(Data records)
--- BEGIN ---

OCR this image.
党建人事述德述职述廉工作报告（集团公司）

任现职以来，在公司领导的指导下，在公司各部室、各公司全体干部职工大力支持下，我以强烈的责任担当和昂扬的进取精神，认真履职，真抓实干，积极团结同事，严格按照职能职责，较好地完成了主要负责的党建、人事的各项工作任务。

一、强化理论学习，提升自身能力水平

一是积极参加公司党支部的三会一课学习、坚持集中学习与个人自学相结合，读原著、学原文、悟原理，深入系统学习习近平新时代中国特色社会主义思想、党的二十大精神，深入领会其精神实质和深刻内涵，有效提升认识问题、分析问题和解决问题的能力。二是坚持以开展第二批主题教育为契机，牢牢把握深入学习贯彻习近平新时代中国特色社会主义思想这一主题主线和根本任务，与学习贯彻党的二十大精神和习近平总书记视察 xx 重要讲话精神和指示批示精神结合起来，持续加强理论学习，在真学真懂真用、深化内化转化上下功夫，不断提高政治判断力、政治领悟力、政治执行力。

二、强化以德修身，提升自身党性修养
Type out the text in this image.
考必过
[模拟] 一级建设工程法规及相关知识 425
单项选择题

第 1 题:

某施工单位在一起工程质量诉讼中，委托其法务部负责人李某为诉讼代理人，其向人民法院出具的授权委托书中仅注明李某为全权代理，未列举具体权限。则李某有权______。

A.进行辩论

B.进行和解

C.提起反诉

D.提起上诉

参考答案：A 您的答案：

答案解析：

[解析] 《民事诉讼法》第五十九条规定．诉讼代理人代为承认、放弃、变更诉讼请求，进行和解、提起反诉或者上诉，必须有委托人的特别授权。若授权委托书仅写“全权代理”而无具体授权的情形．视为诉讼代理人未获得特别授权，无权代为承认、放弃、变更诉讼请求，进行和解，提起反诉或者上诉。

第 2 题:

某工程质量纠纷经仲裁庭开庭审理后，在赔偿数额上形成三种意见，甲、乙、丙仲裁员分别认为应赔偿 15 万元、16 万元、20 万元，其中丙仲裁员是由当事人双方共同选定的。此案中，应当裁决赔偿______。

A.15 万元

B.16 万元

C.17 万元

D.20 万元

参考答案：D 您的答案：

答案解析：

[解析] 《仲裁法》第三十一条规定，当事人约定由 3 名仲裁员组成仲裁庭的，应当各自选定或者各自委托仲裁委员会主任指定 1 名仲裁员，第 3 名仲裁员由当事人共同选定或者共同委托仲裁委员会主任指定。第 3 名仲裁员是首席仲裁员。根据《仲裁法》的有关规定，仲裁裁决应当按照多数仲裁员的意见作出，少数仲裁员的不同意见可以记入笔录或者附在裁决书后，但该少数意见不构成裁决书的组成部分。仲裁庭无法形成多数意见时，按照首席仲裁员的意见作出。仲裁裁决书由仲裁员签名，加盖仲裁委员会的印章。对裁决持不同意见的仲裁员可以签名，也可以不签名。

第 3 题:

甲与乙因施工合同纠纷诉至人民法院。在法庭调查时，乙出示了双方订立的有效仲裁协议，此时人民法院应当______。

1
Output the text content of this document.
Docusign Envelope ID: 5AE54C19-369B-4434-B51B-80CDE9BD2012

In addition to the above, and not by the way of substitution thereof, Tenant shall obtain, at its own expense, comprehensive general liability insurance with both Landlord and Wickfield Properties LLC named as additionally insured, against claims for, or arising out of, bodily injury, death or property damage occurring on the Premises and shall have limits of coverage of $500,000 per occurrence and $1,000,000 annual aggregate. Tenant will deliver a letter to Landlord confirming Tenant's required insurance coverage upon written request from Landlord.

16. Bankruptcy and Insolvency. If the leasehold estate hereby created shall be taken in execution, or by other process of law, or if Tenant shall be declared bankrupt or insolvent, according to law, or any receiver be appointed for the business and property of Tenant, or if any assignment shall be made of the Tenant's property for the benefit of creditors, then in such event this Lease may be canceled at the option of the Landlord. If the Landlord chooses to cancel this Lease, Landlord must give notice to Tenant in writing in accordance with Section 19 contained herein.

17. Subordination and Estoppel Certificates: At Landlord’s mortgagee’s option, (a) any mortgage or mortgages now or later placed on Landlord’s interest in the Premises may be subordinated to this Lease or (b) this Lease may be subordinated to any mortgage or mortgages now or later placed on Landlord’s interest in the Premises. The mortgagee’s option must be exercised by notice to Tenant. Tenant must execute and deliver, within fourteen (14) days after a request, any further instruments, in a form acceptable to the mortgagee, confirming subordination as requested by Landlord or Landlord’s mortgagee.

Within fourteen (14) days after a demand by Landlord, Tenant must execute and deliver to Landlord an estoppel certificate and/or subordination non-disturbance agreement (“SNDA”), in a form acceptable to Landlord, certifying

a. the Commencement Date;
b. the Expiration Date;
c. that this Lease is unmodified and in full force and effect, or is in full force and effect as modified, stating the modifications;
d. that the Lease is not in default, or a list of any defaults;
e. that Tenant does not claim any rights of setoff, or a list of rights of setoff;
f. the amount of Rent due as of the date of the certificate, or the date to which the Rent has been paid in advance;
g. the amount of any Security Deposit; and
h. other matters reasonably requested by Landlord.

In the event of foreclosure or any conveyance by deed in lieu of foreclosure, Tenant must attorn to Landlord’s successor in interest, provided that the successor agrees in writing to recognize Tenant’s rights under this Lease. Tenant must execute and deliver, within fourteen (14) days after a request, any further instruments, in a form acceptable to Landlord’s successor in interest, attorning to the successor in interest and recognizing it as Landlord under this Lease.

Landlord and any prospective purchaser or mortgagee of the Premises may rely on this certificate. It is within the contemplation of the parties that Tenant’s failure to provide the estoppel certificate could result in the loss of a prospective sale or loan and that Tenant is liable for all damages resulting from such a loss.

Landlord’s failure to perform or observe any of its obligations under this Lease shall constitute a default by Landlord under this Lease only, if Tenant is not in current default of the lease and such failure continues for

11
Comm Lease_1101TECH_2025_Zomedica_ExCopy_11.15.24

--- END ---

Reproduce the material exactly, with every line intact.

## Solution to the problem:
OCR this image.
党建人事述德述职述廉工作报告（集团公司）

任现职以来，在公司领导的指导下，在公司各部室、各公司全体干部职工大力支持下，我以强烈的责任担当和昂扬的进取精神，认真履职，真抓实干，积极团结同事，严格按照职能职责，较好地完成了主要负责的党建、人事的各项工作任务。

一、强化理论学习，提升自身能力水平

一是积极参加公司党支部的三会一课学习、坚持集中学习与个人自学相结合，读原著、学原文、悟原理，深入系统学习习近平新时代中国特色社会主义思想、党的二十大精神，深入领会其精神实质和深刻内涵，有效提升认识问题、分析问题和解决问题的能力。二是坚持以开展第二批主题教育为契机，牢牢把握深入学习贯彻习近平新时代中国特色社会主义思想这一主题主线和根本任务，与学习贯彻党的二十大精神和习近平总书记视察 xx 重要讲话精神和指示批示精神结合起来，持续加强理论学习，在真学真懂真用、深化内化转化上下功夫，不断提高政治判断力、政治领悟力、政治执行力。

二、强化以德修身，提升自身党性修养
Type out the text in this image.
考必过
[模拟] 一级建设工程法规及相关知识 425
单项选择题

第 1 题:

某施工单位在一起工程质量诉讼中，委托其法务部负责人李某为诉讼代理人，其向人民法院出具的授权委托书中仅注明李某为全权代理，未列举具体权限。则李某有权______。

A.进行辩论

B.进行和解

C.提起反诉

D.提起上诉

参考答案：A 您的答案：

答案解析：

[解析] 《民事诉讼法》第五十九条规定．诉讼代理人代为承认、放弃、变更诉讼请求，进行和解、提起反诉或者上诉，必须有委托人的特别授权。若授权委托书仅写“全权代理”而无具体授权的情形．视为诉讼代理人未获得特别授权，无权代为承认、放弃、变更诉讼请求，进行和解，提起反诉或者上诉。

第 2 题:

某工程质量纠纷经仲裁庭开庭审理后，在赔偿数额上形成三种意见，甲、乙、丙仲裁员分别认为应赔偿 15 万元、16 万元、20 万元，其中丙仲裁员是由当事人双方共同选定的。此案中，应当裁决赔偿______。

A.15 万元

B.16 万元

C.17 万元

D.20 万元

参考答案：D 您的答案：

答案解析：

[解析] 《仲裁法》第三十一条规定，当事人约定由 3 名仲裁员组成仲裁庭的，应当各自选定或者各自委托仲裁委员会主任指定 1 名仲裁员，第 3 名仲裁员由当事人共同选定或者共同委托仲裁委员会主任指定。第 3 名仲裁员是首席仲裁员。根据《仲裁法》的有关规定，仲裁裁决应当按照多数仲裁员的意见作出，少数仲裁员的不同意见可以记入笔录或者附在裁决书后，但该少数意见不构成裁决书的组成部分。仲裁庭无法形成多数意见时，按照首席仲裁员的意见作出。仲裁裁决书由仲裁员签名，加盖仲裁委员会的印章。对裁决持不同意见的仲裁员可以签名，也可以不签名。

第 3 题:

甲与乙因施工合同纠纷诉至人民法院。在法庭调查时，乙出示了双方订立的有效仲裁协议，此时人民法院应当______。

1
Output the text content of this document.
Docusign Envelope ID: 5AE54C19-369B-4434-B51B-80CDE9BD2012

In addition to the above, and not by the way of substitution thereof, Tenant shall obtain, at its own expense, comprehensive general liability insurance with both Landlord and Wickfield Properties LLC named as additionally insured, against claims for, or arising out of, bodily injury, death or property damage occurring on the Premises and shall have limits of coverage of $500,000 per occurrence and $1,000,000 annual aggregate. Tenant will deliver a letter to Landlord confirming Tenant's required insurance coverage upon written request from Landlord.

16. Bankruptcy and Insolvency. If the leasehold estate hereby created shall be taken in execution, or by other process of law, or if Tenant shall be declared bankrupt or insolvent, according to law, or any receiver be appointed for the business and property of Tenant, or if any assignment shall be made of the Tenant's property for the benefit of creditors, then in such event this Lease may be canceled at the option of the Landlord. If the Landlord chooses to cancel this Lease, Landlord must give notice to Tenant in writing in accordance with Section 19 contained herein.

17. Subordination and Estoppel Certificates: At Landlord’s mortgagee’s option, (a) any mortgage or mortgages now or later placed on Landlord’s interest in the Premises may be subordinated to this Lease or (b) this Lease may be subordinated to any mortgage or mortgages now or later placed on Landlord’s interest in the Premises. The mortgagee’s option must be exercised by notice to Tenant. Tenant must execute and deliver, within fourteen (14) days after a request, any further instruments, in a form acceptable to the mortgagee, confirming subordination as requested by Landlord or Landlord’s mortgagee.

Within fourteen (14) days after a demand by Landlord, Tenant must execute and deliver to Landlord an estoppel certificate and/or subordination non-disturbance agreement (“SNDA”), in a form acceptable to Landlord, certifying

a. the Commencement Date;
b. the Expiration Date;
c. that this Lease is unmodified and in full force and effect, or is in full force and effect as modified, stating the modifications;
d. that the Lease is not in default, or a list of any defaults;
e. that Tenant does not claim any rights of setoff, or a list of rights of setoff;
f. the amount of Rent due as of the date of the certificate, or the date to which the Rent has been paid in advance;
g. the amount of any Security Deposit; and
h. other matters reasonably requested by Landlord.

In the event of foreclosure or any conveyance by deed in lieu of foreclosure, Tenant must attorn to Landlord’s successor in interest, provided that the successor agrees in writing to recognize Tenant’s rights under this Lease. Tenant must execute and deliver, within fourteen (14) days after a request, any further instruments, in a form acceptable to Landlord’s successor in interest, attorning to the successor in interest and recognizing it as Landlord under this Lease.

Landlord and any prospective purchaser or mortgagee of the Premises may rely on this certificate. It is within the contemplation of the parties that Tenant’s failure to provide the estoppel certificate could result in the loss of a prospective sale or loan and that Tenant is liable for all damages resulting from such a loss.

Landlord’s failure to perform or observe any of its obligations under this Lease shall constitute a default by Landlord under this Lease only, if Tenant is not in current default of the lease and such failure continues for

11
Comm Lease_1101TECH_2025_Zomedica_ExCopy_11.15.24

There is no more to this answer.